• **TO BE DONE**: Transcribe word for word the lines spanning the line with "Decode this image" through the end of the records.

--------------------------------------------------

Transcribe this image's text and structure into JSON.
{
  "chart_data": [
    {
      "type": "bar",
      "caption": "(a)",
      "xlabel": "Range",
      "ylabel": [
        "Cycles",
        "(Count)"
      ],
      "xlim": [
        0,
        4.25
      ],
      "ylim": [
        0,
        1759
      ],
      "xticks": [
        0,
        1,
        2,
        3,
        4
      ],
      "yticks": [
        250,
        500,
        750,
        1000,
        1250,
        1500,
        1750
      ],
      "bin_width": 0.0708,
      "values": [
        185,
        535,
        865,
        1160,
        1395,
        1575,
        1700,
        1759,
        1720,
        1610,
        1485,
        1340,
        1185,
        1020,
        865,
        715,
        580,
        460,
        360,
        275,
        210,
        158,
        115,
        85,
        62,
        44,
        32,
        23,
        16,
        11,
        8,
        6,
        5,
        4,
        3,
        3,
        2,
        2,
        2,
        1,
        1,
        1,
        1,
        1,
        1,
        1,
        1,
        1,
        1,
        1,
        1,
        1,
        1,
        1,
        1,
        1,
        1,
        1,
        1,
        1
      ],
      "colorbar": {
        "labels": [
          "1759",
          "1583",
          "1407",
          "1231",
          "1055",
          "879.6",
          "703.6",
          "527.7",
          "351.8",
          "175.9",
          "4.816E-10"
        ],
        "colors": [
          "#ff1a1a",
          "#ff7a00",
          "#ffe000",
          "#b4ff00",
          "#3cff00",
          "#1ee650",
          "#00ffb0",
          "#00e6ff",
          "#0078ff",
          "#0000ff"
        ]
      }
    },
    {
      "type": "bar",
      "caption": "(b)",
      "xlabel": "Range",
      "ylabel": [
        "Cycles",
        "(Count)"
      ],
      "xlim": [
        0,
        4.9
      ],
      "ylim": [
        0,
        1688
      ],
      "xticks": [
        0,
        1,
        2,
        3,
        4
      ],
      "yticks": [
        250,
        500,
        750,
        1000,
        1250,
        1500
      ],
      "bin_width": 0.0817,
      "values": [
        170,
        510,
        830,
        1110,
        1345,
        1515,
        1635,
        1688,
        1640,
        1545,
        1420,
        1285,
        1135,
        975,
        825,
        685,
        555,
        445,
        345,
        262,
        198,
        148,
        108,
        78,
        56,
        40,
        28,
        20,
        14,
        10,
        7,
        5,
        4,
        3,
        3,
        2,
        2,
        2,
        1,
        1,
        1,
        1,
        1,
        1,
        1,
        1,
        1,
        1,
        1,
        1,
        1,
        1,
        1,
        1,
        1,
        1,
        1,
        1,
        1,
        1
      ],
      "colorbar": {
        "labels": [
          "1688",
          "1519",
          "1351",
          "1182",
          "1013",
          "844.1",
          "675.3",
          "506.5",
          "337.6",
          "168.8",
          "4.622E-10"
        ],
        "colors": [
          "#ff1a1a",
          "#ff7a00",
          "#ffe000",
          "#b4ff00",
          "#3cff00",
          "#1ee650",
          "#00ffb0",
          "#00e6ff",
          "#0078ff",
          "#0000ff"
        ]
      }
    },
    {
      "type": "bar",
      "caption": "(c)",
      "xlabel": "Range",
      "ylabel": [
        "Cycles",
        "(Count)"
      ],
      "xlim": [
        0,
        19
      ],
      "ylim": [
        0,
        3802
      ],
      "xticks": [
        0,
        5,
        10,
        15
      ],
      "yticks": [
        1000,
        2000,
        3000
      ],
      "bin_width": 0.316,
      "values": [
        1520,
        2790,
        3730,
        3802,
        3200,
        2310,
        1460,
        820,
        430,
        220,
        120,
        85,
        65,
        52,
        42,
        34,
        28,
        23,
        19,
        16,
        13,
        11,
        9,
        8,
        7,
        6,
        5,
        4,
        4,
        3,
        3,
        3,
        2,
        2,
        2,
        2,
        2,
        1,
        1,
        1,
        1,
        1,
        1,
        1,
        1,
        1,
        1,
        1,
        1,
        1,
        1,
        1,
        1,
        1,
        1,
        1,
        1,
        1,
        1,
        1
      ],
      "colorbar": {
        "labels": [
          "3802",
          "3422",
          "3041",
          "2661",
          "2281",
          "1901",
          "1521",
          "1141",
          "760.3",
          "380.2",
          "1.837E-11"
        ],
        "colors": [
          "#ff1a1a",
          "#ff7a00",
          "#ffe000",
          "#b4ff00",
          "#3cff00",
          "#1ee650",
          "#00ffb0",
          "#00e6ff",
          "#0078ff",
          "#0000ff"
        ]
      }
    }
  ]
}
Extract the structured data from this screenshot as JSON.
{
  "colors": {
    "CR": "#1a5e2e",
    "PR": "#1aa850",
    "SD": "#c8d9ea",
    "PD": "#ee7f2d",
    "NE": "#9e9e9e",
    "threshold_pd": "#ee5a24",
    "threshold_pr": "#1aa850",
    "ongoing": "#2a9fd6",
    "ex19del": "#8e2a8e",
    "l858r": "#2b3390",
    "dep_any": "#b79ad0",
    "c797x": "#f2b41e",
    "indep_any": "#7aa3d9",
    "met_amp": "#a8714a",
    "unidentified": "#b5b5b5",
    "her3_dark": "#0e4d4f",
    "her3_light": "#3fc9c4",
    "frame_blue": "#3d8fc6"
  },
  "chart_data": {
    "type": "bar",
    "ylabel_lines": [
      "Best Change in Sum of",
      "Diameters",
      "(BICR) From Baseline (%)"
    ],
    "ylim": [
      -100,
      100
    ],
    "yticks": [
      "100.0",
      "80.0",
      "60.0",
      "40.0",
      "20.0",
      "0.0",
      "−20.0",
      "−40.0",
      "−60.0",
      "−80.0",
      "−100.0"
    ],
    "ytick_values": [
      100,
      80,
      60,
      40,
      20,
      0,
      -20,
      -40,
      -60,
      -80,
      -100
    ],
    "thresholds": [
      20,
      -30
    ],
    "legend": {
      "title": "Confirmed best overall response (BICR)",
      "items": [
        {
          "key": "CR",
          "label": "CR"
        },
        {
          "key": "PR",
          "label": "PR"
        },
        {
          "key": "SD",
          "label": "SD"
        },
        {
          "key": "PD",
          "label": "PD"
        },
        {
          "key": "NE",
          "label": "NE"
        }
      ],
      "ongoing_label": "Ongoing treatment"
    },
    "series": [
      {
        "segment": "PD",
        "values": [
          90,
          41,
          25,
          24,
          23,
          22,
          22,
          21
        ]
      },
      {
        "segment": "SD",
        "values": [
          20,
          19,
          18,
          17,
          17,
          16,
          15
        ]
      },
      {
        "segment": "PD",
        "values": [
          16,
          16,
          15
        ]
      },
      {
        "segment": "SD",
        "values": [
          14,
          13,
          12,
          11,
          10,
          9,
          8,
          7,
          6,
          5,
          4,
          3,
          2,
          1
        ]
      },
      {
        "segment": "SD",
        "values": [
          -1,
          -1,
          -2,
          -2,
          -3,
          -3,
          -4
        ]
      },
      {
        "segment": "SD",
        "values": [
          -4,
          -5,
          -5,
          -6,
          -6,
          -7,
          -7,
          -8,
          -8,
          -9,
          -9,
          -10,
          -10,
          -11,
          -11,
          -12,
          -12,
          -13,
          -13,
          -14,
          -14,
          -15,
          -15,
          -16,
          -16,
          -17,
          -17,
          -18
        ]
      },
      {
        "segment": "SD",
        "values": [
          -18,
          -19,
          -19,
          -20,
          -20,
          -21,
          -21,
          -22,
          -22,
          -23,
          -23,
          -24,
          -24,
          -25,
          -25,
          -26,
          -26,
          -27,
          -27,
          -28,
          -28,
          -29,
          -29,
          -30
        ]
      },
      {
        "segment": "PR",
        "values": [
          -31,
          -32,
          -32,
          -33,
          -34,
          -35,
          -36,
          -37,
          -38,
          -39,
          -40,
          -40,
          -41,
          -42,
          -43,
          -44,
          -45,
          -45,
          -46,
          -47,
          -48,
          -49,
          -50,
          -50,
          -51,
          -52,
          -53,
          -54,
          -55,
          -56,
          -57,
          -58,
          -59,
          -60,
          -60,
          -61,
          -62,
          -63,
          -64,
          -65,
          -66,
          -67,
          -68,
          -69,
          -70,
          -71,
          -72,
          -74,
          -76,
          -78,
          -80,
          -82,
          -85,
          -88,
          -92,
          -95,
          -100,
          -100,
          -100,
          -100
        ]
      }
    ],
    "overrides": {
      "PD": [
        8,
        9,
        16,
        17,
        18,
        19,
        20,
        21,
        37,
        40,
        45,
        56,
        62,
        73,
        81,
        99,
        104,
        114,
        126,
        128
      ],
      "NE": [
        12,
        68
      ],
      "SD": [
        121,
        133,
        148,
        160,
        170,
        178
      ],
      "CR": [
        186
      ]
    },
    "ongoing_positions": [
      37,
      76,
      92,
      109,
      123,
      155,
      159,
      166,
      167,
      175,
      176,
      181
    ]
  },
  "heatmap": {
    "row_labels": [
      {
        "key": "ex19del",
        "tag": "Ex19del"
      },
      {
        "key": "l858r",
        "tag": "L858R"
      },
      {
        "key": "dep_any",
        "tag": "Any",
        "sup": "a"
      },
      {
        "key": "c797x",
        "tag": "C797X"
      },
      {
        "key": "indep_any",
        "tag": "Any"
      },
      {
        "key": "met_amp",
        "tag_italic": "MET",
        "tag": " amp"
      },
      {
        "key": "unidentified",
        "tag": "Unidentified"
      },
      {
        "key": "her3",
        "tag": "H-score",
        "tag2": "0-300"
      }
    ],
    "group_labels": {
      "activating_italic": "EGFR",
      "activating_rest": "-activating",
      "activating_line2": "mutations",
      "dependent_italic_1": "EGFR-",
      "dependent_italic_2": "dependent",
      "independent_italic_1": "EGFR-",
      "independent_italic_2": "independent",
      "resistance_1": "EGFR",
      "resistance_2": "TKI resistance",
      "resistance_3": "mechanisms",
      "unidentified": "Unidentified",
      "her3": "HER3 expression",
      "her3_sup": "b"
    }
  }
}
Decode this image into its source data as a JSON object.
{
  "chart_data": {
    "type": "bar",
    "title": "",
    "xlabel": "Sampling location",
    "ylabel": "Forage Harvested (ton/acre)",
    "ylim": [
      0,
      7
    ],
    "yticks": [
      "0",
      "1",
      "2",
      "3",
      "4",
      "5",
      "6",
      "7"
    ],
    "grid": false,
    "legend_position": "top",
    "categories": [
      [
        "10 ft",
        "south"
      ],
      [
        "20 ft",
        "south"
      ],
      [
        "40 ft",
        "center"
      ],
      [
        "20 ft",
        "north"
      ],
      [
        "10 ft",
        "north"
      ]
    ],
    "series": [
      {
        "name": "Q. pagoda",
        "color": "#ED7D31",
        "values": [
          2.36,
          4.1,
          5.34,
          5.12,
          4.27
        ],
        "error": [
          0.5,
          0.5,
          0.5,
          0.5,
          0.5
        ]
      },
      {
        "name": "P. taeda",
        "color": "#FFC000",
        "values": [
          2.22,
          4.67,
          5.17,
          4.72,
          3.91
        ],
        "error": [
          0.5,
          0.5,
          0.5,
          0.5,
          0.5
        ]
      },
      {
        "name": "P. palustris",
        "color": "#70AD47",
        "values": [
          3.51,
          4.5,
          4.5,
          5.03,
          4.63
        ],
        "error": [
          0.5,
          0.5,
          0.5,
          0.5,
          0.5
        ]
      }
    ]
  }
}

--------------------------------------------------

• **FINISHED TASK**:
Decode this image into its source data as a JSON object.
{
  "chart_data": {
    "type": "bar",
    "title": "",
    "xlabel": "Sampling location",
    "ylabel": "Forage Harvested (ton/acre)",
    "ylim": [
      0,
      7
    ],
    "yticks": [
      "0",
      "1",
      "2",
      "3",
      "4",
      "5",
      "6",
      "7"
    ],
    "grid": false,
    "legend_position": "top",
    "categories": [
      [
        "10 ft",
        "south"
      ],
      [
        "20 ft",
        "south"
      ],
      [
        "40 ft",
        "center"
      ],
      [
        "20 ft",
        "north"
      ],
      [
        "10 ft",
        "north"
      ]
    ],
    "series": [
      {
        "name": "Q. pagoda",
        "color": "#ED7D31",
        "values": [
          2.36,
          4.1,
          5.34,
          5.12,
          4.27
        ],
        "error": [
          0.5,
          0.5,
          0.5,
          0.5,
          0.5
        ]
      },
      {
        "name": "P. taeda",
        "color": "#FFC000",
        "values": [
          2.22,
          4.67,
          5.17,
          4.72,
          3.91
        ],
        "error": [
          0.5,
          0.5,
          0.5,
          0.5,
          0.5
        ]
      },
      {
        "name": "P. palustris",
        "color": "#70AD47",
        "values": [
          3.51,
          4.5,
          4.5,
          5.03,
          4.63
        ],
        "error": [
          0.5,
          0.5,
          0.5,
          0.5,
          0.5
        ]
      }
    ]
  }
}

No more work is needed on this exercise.